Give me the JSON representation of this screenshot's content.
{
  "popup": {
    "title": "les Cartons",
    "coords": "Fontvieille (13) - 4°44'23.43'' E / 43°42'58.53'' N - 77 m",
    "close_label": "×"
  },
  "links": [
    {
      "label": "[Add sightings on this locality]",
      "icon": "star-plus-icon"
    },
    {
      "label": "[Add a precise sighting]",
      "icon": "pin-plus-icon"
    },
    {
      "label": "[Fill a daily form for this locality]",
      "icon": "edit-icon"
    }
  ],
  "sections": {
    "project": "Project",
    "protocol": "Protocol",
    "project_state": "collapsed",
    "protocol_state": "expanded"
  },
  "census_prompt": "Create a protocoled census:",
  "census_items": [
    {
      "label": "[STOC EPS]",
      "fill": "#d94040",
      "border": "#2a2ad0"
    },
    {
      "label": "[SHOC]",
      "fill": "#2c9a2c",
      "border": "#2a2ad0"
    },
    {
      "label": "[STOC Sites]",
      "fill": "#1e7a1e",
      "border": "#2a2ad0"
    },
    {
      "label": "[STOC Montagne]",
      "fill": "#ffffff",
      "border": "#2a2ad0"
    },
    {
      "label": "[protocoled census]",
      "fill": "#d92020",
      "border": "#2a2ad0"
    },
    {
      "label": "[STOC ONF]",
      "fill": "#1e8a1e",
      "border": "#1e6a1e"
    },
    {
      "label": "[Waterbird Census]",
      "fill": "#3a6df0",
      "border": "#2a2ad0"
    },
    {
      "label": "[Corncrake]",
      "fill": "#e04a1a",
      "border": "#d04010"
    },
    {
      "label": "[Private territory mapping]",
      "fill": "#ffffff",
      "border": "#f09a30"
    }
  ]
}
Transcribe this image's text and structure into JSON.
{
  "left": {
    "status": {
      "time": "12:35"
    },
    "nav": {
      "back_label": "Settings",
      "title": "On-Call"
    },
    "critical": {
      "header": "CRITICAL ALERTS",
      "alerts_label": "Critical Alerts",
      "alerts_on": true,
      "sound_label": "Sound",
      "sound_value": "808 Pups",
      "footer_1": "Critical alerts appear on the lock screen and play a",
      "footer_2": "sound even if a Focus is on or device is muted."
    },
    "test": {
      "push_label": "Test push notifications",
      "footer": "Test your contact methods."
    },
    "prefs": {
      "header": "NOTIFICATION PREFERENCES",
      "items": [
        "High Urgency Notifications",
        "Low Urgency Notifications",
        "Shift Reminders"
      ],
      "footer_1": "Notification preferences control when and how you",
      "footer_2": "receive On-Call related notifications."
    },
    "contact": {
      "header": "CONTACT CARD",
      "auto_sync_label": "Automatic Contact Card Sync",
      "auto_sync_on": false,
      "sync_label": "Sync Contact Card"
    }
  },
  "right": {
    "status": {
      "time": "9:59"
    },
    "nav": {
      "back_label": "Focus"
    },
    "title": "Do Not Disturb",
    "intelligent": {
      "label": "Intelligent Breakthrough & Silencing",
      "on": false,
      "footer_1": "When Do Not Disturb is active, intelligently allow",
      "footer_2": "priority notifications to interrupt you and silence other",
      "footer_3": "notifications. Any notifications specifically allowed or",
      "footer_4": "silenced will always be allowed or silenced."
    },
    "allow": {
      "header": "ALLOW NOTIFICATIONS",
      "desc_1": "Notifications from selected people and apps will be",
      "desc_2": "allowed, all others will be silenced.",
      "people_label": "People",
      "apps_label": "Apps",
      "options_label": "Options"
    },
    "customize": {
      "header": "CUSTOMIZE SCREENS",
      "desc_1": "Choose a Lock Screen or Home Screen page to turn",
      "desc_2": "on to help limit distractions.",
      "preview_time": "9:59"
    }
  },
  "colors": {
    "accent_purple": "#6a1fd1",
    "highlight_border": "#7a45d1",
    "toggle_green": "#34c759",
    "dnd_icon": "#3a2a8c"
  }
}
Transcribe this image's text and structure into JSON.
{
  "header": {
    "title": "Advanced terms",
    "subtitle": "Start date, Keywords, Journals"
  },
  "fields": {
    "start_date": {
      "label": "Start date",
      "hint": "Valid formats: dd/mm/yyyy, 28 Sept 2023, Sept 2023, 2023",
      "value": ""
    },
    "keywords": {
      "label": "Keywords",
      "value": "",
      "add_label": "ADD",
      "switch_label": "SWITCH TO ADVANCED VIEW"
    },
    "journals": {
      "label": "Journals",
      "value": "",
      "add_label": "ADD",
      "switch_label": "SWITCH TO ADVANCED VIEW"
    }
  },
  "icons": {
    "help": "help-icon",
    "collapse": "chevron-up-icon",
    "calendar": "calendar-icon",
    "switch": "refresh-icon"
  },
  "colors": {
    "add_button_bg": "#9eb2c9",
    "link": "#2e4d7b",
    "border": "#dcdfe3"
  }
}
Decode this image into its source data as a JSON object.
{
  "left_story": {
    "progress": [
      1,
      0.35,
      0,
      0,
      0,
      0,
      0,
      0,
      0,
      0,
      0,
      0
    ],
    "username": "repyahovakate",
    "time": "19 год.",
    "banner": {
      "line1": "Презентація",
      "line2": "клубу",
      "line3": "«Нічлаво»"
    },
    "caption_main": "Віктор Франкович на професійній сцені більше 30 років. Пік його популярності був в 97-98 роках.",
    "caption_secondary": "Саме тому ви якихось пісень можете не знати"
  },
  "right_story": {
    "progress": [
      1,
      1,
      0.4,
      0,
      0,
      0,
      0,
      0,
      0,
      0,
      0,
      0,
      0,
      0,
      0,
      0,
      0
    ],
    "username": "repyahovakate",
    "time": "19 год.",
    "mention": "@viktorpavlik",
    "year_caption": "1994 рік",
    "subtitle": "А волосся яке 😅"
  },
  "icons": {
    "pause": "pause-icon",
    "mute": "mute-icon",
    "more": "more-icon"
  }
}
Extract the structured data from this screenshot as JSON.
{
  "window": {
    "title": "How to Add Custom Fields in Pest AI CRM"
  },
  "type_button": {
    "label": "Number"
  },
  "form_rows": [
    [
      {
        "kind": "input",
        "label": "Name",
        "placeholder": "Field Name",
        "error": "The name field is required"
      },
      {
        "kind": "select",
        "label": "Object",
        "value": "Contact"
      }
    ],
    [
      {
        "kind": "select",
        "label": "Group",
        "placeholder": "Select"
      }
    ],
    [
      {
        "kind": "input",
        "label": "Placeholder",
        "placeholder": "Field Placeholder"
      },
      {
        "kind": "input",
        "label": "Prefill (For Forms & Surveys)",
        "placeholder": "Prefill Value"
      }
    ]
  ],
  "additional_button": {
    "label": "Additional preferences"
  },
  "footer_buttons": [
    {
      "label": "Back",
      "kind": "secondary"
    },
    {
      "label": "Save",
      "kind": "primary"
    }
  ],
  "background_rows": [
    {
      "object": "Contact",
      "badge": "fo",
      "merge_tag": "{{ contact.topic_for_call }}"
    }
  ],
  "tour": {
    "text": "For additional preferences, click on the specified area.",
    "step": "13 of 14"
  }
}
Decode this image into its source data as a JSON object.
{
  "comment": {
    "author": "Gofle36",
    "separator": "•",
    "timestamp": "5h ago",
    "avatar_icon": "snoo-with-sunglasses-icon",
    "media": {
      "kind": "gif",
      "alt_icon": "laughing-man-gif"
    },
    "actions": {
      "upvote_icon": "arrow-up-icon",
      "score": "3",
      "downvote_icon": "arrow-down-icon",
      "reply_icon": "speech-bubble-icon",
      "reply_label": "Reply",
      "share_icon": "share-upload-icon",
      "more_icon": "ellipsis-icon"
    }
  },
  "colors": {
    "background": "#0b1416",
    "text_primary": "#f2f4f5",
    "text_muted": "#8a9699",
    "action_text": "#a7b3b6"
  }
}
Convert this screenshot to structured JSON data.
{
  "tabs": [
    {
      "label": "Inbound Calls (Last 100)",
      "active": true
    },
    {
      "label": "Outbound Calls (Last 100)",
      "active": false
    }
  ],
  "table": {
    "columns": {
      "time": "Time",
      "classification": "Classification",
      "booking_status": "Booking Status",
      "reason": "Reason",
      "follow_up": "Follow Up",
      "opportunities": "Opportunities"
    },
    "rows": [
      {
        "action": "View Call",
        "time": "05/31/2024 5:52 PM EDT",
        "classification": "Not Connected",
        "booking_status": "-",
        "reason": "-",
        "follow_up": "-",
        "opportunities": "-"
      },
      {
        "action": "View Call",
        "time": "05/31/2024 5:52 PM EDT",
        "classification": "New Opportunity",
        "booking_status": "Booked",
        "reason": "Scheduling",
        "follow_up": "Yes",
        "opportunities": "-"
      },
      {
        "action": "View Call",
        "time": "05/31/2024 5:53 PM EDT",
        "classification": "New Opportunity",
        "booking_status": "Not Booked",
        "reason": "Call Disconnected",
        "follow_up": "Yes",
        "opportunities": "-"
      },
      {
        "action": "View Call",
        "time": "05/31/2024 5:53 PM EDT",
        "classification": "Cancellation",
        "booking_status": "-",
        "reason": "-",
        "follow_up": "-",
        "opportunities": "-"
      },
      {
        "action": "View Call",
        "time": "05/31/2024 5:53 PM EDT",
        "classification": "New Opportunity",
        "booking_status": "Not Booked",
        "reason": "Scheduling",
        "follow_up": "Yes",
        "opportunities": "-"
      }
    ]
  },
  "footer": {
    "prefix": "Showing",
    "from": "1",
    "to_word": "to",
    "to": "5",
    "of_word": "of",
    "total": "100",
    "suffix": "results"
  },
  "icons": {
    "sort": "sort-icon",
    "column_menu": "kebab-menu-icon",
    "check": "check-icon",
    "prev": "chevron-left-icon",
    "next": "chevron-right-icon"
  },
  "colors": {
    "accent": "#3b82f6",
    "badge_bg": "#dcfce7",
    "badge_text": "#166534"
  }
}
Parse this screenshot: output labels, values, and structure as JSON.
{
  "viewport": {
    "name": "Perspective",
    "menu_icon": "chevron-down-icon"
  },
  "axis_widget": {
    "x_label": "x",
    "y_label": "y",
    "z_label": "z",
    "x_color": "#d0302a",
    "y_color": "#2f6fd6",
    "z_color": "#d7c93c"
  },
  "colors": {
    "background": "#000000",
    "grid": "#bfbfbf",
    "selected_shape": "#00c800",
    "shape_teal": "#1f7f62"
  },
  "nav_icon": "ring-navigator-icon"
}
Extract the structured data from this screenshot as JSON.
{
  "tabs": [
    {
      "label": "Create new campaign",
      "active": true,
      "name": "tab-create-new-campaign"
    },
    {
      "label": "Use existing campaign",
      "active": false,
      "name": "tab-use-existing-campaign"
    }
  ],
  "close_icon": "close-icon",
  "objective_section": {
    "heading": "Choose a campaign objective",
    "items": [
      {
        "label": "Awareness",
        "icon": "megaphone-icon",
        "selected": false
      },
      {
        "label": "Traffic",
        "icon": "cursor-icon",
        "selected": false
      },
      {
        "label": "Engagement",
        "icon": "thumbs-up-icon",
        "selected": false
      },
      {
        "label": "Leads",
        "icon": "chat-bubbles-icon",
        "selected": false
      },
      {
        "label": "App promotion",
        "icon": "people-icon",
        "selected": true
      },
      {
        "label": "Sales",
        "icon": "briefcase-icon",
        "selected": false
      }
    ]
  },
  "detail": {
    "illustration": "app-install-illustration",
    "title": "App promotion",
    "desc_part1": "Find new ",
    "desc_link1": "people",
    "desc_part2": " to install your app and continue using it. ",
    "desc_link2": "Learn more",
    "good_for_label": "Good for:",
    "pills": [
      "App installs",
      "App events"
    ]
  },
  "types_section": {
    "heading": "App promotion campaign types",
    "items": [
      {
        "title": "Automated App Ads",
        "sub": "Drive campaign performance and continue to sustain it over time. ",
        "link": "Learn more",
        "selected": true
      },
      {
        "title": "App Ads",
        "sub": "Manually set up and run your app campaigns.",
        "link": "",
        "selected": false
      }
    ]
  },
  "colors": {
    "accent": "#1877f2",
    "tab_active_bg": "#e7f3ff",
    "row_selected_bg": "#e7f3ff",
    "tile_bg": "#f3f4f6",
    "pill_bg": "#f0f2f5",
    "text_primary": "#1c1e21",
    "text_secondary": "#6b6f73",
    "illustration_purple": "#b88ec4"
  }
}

........

_What the task asks:_ Pick out each line that holds the string "heading".

_Task answer:_
    "heading": "Choose a campaign objective",
    "heading": "App promotion campaign types",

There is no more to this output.